Task> Will you output all of the data below exactly, omitting the images?

Data section>
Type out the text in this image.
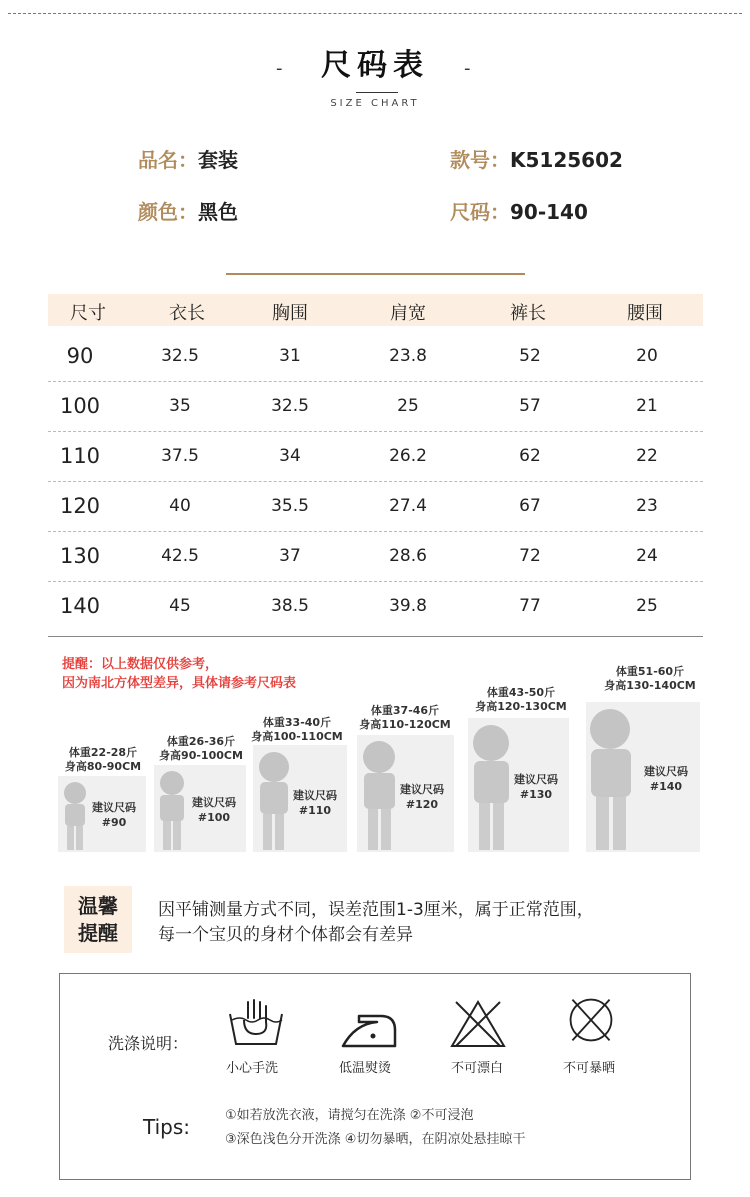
-	尺码表	-
SIZE CHART
品名：套装	款号：K5125602
颜色：黑色	尺码：90-140
尺寸	衣长	胸围	肩宽	裤长	腰围
90	32.5	31	23.8	52	20
100	35	32.5	25	57	21
110	37.5	34	26.2	62	22
120	40	35.5	27.4	67	23
130	42.5	37	28.6	72	24
140	45	38.5	39.8	77	25
提醒：以上数据仅供参考，
因为南北方体型差异，具体请参考尺码表
体重22-28斤
身高80-90CM
建议尺码
#90
体重26-36斤
身高90-100CM
建议尺码
#100
体重33-40斤
身高100-110CM
建议尺码
#110
体重37-46斤
身高110-120CM
建议尺码
#120
体重43-50斤
身高120-130CM
建议尺码
#130
体重51-60斤
身高130-140CM
建议尺码
#140
温馨
提醒
因平铺测量方式不同，误差范围1-3厘米，属于正常范围，
每一个宝贝的身材个体都会有差异
洗涤说明：
小心手洗	低温熨烫	不可漂白	不可暴晒
Tips:	①如若放洗衣液，请搅匀在洗涤 ②不可浸泡
③深色浅色分开洗涤 ④切勿暴晒，在阴凉处悬挂晾干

Solved problem>
Type out the text in this image.
-	尺码表	-
SIZE CHART
品名：套装	款号：K5125602
颜色：黑色	尺码：90-140
尺寸	衣长	胸围	肩宽	裤长	腰围
90	32.5	31	23.8	52	20
100	35	32.5	25	57	21
110	37.5	34	26.2	62	22
120	40	35.5	27.4	67	23
130	42.5	37	28.6	72	24
140	45	38.5	39.8	77	25
提醒：以上数据仅供参考，
因为南北方体型差异，具体请参考尺码表
体重22-28斤
身高80-90CM
建议尺码
#90
体重26-36斤
身高90-100CM
建议尺码
#100
体重33-40斤
身高100-110CM
建议尺码
#110
体重37-46斤
身高110-120CM
建议尺码
#120
体重43-50斤
身高120-130CM
建议尺码
#130
体重51-60斤
身高130-140CM
建议尺码
#140
温馨
提醒
因平铺测量方式不同，误差范围1-3厘米，属于正常范围，
每一个宝贝的身材个体都会有差异
洗涤说明：
小心手洗	低温熨烫	不可漂白	不可暴晒
Tips:	①如若放洗衣液，请搅匀在洗涤 ②不可浸泡
③深色浅色分开洗涤 ④切勿暴晒，在阴凉处悬挂晾干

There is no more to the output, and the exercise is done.